§ WHAT TO PRODUCE
Among the records below, find each line that includes the string "content" and copy it.

§ Records from a data source
-------
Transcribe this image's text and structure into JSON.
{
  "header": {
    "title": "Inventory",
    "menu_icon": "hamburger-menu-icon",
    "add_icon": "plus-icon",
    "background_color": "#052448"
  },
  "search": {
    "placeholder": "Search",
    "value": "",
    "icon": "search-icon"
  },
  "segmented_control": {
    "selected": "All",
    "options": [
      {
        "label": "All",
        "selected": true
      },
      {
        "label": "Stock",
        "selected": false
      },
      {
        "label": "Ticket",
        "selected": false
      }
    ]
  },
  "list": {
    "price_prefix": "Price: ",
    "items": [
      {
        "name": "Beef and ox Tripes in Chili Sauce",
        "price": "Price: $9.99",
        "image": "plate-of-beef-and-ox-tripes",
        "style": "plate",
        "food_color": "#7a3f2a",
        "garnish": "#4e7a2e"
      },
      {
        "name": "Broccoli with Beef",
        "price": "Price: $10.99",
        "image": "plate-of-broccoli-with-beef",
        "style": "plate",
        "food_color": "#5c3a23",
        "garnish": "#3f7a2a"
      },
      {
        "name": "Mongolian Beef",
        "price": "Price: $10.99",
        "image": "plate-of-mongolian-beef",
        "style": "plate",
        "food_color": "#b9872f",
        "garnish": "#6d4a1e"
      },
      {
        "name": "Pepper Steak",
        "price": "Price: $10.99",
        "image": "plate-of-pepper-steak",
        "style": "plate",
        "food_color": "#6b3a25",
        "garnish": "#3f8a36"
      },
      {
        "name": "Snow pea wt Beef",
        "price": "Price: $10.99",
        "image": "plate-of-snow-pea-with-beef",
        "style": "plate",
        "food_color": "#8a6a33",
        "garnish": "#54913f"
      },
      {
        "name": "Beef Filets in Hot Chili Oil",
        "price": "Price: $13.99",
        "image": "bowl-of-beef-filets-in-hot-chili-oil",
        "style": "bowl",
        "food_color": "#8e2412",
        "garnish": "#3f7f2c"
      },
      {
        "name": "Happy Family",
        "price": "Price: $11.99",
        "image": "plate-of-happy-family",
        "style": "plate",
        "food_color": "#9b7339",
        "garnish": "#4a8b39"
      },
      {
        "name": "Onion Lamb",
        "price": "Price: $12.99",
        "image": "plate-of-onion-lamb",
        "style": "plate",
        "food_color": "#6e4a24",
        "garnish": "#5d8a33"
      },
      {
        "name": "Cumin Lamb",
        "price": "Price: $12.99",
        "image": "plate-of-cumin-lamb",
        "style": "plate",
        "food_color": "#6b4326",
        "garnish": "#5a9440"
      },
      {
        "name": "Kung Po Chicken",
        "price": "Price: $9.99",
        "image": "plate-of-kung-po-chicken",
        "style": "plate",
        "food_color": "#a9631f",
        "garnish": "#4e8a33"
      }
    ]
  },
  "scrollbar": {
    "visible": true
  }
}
-------
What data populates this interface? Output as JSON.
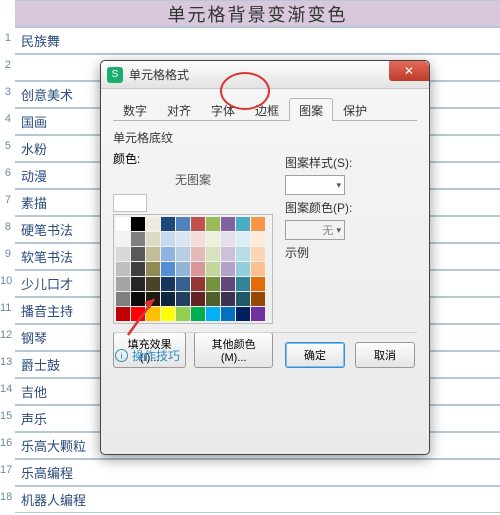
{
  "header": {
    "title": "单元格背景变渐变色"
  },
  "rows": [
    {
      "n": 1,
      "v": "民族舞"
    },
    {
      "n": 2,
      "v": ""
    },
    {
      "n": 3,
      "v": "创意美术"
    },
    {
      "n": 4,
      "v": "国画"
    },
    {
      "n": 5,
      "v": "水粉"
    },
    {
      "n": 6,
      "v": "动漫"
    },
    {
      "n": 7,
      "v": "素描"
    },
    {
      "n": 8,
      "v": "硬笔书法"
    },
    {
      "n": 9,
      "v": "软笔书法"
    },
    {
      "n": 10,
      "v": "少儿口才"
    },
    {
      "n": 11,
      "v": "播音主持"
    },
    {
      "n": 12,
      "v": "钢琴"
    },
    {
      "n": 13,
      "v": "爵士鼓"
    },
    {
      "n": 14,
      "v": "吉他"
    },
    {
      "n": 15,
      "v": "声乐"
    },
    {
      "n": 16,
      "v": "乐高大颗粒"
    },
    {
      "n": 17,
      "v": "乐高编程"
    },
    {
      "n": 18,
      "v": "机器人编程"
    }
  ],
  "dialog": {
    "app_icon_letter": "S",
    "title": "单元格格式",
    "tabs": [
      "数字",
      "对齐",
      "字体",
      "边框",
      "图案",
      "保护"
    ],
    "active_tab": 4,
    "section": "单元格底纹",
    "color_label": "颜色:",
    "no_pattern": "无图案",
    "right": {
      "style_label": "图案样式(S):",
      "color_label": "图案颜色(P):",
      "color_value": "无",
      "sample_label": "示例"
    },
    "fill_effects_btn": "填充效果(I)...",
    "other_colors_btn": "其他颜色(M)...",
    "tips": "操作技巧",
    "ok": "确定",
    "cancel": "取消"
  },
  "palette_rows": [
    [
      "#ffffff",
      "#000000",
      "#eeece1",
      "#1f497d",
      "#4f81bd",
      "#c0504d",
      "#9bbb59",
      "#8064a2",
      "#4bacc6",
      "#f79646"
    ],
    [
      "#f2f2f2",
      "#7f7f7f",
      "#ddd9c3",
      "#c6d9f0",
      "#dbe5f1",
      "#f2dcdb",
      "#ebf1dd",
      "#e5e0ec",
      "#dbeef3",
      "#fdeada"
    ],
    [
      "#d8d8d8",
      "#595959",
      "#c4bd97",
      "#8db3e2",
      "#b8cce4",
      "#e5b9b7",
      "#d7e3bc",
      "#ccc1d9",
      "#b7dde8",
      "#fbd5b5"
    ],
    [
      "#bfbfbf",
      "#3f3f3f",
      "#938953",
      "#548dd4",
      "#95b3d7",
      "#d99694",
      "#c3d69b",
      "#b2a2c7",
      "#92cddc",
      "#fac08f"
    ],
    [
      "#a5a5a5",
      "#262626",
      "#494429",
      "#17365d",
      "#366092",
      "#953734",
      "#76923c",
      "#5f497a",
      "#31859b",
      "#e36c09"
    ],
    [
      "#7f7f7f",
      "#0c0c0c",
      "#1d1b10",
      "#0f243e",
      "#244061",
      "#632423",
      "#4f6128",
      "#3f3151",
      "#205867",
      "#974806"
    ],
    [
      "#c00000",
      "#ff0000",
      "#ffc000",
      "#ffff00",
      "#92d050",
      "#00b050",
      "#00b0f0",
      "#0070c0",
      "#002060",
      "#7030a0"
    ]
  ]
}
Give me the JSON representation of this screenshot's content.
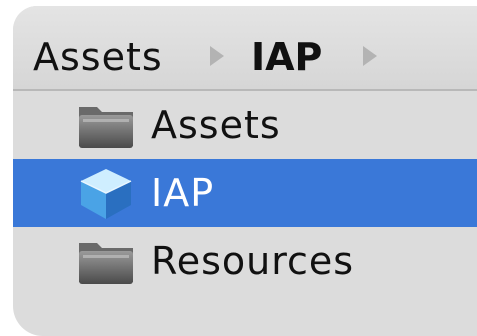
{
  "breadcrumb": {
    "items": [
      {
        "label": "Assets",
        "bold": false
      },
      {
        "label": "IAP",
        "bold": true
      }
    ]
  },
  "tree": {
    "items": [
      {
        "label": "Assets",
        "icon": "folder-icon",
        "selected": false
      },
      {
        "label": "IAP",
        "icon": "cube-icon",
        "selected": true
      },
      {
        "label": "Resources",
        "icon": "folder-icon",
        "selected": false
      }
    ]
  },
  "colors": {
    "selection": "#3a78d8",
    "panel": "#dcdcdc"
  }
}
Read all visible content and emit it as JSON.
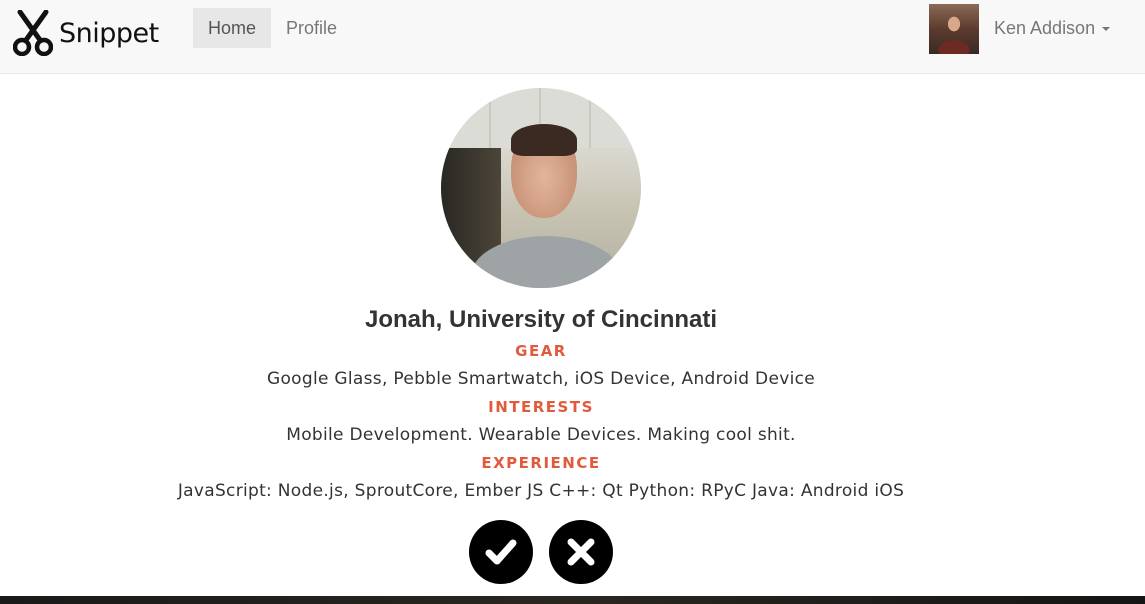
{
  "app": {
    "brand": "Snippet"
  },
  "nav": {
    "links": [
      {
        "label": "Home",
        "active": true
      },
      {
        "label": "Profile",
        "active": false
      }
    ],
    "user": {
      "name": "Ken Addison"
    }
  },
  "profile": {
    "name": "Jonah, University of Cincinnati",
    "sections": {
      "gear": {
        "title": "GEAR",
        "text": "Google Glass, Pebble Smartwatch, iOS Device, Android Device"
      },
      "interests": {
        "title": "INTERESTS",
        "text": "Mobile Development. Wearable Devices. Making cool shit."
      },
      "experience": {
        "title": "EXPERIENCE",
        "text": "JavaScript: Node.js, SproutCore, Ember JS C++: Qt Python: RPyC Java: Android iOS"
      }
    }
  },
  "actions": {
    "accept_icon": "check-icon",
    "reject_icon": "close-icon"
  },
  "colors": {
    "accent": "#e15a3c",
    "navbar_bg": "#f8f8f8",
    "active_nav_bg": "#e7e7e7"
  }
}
-------
§ OUTPUT FOR THIS EXERCISE
Give me the JSON representation of this screenshot's content.
Read all visible content and emit it as JSON.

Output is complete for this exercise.